* **Given task**
Repeat the records in full and exactly, omitting pictures.

* **Raw data**
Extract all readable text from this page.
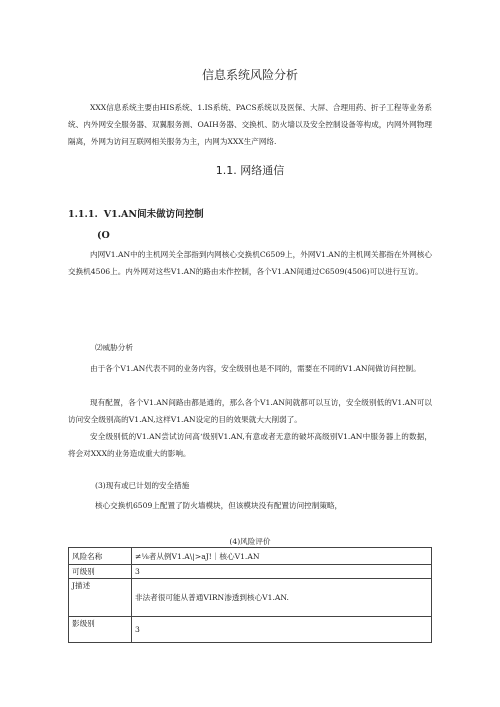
信息系统风险分析
XXX信息系统主要由HIS系统、1.IS系统、PACS系统以及医保、大屏、合理用药、折子工程等业务系统、内外网安全服务器、双翼服务测、OAIH务器、交换机、防火墙以及安全控制设备等构成，内网外网物理隔离，外网为访问互联网相关服务为主，内网为XXX生产网络.
1.1. 网络通信
1.1.1. V1.AN间未做访问控制
(O
内网V1.AN中的主机网关全部指到内网核心交换机C6509上，外网V1.AN的主机网关都指在外网核心交换机4506上。内外网对这些V1.AN的路由未作控制，各个V1.AN间通过C6509(4506)可以进行互访。
⑵威胁分析
由于各个V1.AN代表不同的业务内容，安全级别也是不同的，需要在不同的V1.AN间做访问控制。
现有配置，各个V1.AN间路由都是通的，那么各个V1.AN间就都可以互访，安全级别低的V1.AN可以访问安全级别高的V1.AN,这样V1.AN设定的目的效果就大大削弱了。
安全级别低的V1.AN尝试访问高‘级别V1.AN,有意或者无意的破坏高级别V1.AN中服务器上的数据，将会对XXX的业务造成重大的影响。
(3)现有或已计划的安全措施
核心交换机6509上配置了防火墙模块，但该模块没有配置访问控制策略，
(4)风险评价
风险名称	≠⅛者从例V1.A\|>aJ!｜核心V1.AN
可级别	3
J描述	非法者很可能从普通VIRN渗透到核心V1.AN.
影级别	3
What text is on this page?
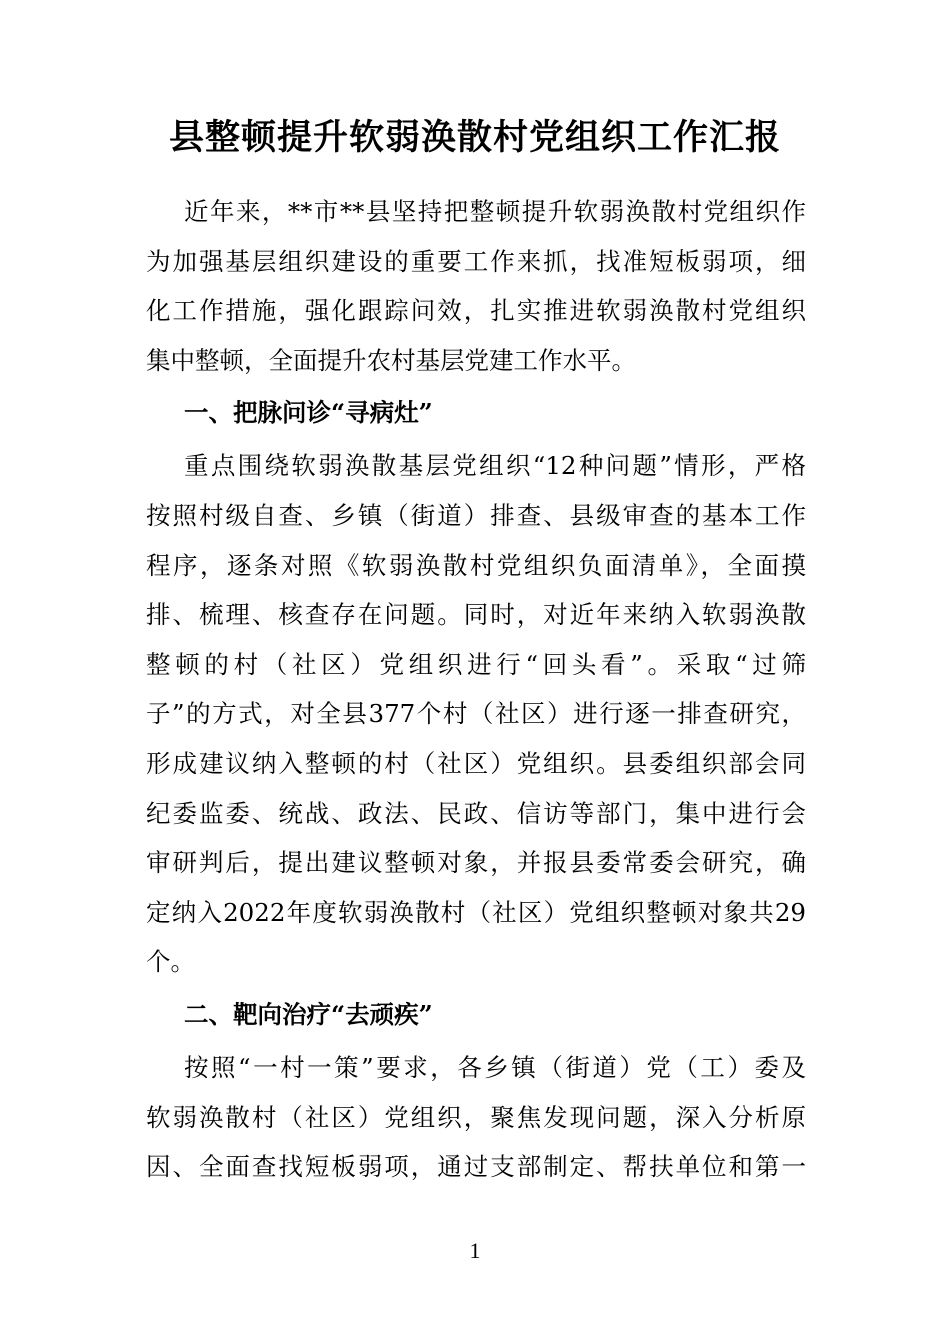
县整顿提升软弱涣散村党组织工作汇报
近年来，**市**县坚持把整顿提升软弱涣散村党组织作
为加强基层组织建设的重要工作来抓，找准短板弱项，细
化工作措施，强化跟踪问效，扎实推进软弱涣散村党组织
集中整顿，全面提升农村基层党建工作水平。
一、把脉问诊“寻病灶”
重点围绕软弱涣散基层党组织“12种问题”情形，严格
按照村级自查、乡镇（街道）排查、县级审查的基本工作
程序，逐条对照《软弱涣散村党组织负面清单》，全面摸
排、梳理、核查存在问题。同时，对近年来纳入软弱涣散
整顿的村（社区）党组织进行“回头看”。采取“过筛
子”的方式，对全县377个村（社区）进行逐一排查研究，
形成建议纳入整顿的村（社区）党组织。县委组织部会同
纪委监委、统战、政法、民政、信访等部门，集中进行会
审研判后，提出建议整顿对象，并报县委常委会研究，确
定纳入2022年度软弱涣散村（社区）党组织整顿对象共29
个。
二、靶向治疗“去顽疾”
按照“一村一策”要求，各乡镇（街道）党（工）委及
软弱涣散村（社区）党组织，聚焦发现问题，深入分析原
因、全面查找短板弱项，通过支部制定、帮扶单位和第一
1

* **Finished task**
Extract all readable text from this page.
信息系统风险分析
XXX信息系统主要由HIS系统、1.IS系统、PACS系统以及医保、大屏、合理用药、折子工程等业务系统、内外网安全服务器、双翼服务测、OAIH务器、交换机、防火墙以及安全控制设备等构成，内网外网物理隔离，外网为访问互联网相关服务为主，内网为XXX生产网络.
1.1. 网络通信
1.1.1. V1.AN间未做访问控制
(O
内网V1.AN中的主机网关全部指到内网核心交换机C6509上，外网V1.AN的主机网关都指在外网核心交换机4506上。内外网对这些V1.AN的路由未作控制，各个V1.AN间通过C6509(4506)可以进行互访。
⑵威胁分析
由于各个V1.AN代表不同的业务内容，安全级别也是不同的，需要在不同的V1.AN间做访问控制。
现有配置，各个V1.AN间路由都是通的，那么各个V1.AN间就都可以互访，安全级别低的V1.AN可以访问安全级别高的V1.AN,这样V1.AN设定的目的效果就大大削弱了。
安全级别低的V1.AN尝试访问高‘级别V1.AN,有意或者无意的破坏高级别V1.AN中服务器上的数据，将会对XXX的业务造成重大的影响。
(3)现有或已计划的安全措施
核心交换机6509上配置了防火墙模块，但该模块没有配置访问控制策略，
(4)风险评价
风险名称	≠⅛者从例V1.A\|>aJ!｜核心V1.AN
可级别	3
J描述	非法者很可能从普通VIRN渗透到核心V1.AN.
影级别	3
What text is on this page?
县整顿提升软弱涣散村党组织工作汇报
近年来，**市**县坚持把整顿提升软弱涣散村党组织作
为加强基层组织建设的重要工作来抓，找准短板弱项，细
化工作措施，强化跟踪问效，扎实推进软弱涣散村党组织
集中整顿，全面提升农村基层党建工作水平。
一、把脉问诊“寻病灶”
重点围绕软弱涣散基层党组织“12种问题”情形，严格
按照村级自查、乡镇（街道）排查、县级审查的基本工作
程序，逐条对照《软弱涣散村党组织负面清单》，全面摸
排、梳理、核查存在问题。同时，对近年来纳入软弱涣散
整顿的村（社区）党组织进行“回头看”。采取“过筛
子”的方式，对全县377个村（社区）进行逐一排查研究，
形成建议纳入整顿的村（社区）党组织。县委组织部会同
纪委监委、统战、政法、民政、信访等部门，集中进行会
审研判后，提出建议整顿对象，并报县委常委会研究，确
定纳入2022年度软弱涣散村（社区）党组织整顿对象共29
个。
二、靶向治疗“去顽疾”
按照“一村一策”要求，各乡镇（街道）党（工）委及
软弱涣散村（社区）党组织，聚焦发现问题，深入分析原
因、全面查找短板弱项，通过支部制定、帮扶单位和第一
1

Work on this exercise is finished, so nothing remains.